→ **Required task**
Only the number is wanted: how many lines of these entries contain the word "кременї"?

→ **Records to process**

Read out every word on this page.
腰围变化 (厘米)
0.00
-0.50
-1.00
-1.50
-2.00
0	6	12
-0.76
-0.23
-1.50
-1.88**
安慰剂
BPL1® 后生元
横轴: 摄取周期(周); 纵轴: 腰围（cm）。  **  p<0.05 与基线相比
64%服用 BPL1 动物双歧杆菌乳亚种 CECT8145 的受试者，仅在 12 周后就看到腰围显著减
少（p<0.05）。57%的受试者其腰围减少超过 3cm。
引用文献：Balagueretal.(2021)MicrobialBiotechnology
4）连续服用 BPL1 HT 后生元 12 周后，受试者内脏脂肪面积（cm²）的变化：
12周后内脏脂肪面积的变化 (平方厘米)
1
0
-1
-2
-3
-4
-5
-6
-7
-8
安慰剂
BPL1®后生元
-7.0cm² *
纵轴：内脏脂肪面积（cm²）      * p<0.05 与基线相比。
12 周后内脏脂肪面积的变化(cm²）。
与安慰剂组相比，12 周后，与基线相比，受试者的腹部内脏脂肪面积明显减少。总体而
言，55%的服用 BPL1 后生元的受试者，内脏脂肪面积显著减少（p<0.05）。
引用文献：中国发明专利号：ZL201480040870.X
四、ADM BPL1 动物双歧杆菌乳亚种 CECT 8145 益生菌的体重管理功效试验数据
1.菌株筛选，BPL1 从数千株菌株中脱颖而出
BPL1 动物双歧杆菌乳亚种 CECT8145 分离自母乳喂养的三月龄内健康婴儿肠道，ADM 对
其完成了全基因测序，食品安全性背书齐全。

==

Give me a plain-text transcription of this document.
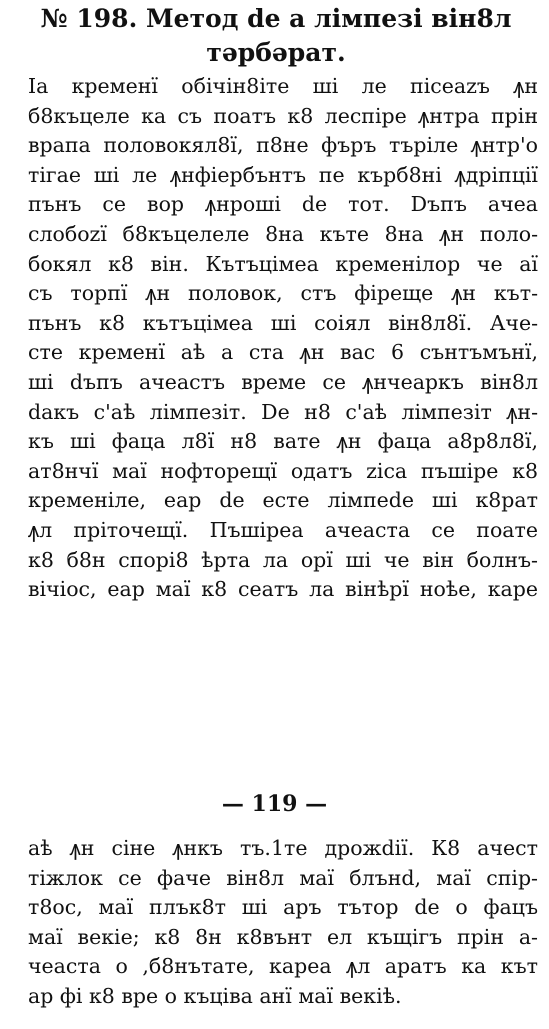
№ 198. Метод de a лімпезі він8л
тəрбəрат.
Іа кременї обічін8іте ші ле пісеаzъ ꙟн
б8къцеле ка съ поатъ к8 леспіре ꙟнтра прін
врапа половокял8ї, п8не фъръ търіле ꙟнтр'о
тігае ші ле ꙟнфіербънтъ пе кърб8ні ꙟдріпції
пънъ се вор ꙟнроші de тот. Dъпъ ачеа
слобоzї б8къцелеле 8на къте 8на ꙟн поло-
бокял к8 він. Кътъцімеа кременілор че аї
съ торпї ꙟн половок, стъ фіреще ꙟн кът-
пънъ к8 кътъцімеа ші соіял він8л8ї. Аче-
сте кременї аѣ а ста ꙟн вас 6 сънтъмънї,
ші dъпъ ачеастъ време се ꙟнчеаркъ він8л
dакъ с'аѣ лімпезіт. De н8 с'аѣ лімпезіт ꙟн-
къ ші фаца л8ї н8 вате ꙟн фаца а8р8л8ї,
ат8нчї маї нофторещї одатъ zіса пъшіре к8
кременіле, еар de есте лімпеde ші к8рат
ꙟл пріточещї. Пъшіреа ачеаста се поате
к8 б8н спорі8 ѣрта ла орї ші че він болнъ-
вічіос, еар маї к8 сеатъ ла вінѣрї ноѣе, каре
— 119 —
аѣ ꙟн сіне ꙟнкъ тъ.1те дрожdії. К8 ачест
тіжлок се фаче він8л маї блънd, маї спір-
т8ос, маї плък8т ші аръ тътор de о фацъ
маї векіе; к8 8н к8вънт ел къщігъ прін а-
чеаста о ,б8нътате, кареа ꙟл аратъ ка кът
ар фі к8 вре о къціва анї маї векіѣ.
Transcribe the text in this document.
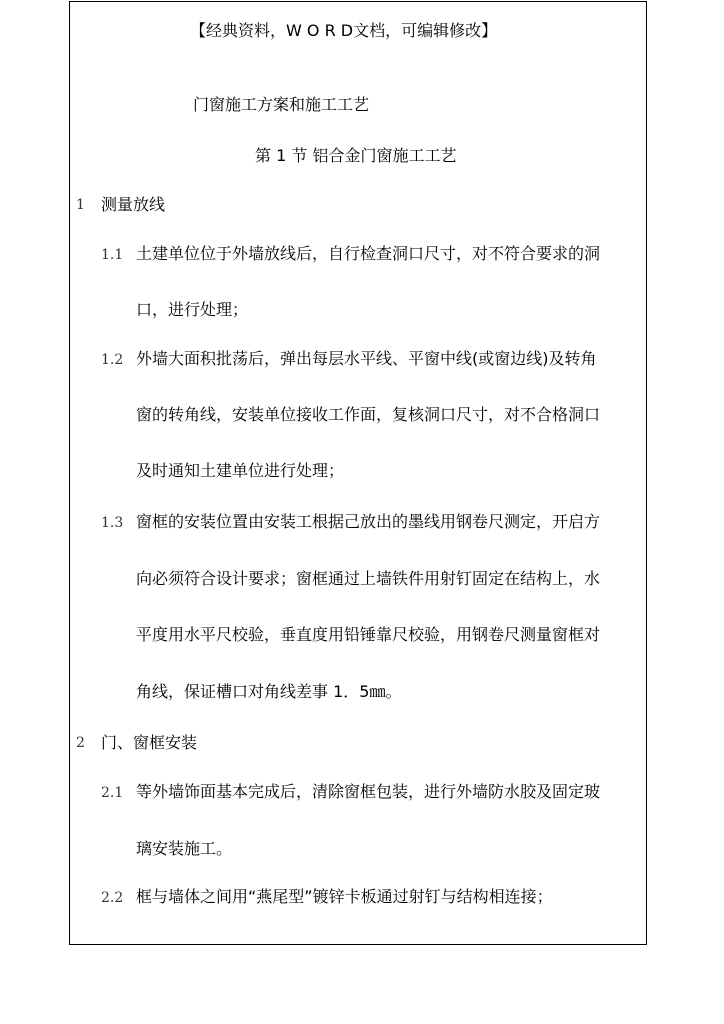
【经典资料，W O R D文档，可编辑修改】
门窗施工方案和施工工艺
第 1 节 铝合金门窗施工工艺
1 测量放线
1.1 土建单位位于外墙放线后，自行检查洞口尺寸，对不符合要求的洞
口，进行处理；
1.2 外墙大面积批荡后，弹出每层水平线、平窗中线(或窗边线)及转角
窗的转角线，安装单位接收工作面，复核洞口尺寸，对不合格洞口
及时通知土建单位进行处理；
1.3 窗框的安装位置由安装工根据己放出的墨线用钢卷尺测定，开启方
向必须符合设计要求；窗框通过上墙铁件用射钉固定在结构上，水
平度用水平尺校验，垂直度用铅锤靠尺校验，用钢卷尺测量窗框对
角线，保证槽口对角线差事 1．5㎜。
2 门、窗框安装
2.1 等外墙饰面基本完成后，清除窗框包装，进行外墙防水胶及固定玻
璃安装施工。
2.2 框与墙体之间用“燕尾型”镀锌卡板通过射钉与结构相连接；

→ **Result below**
2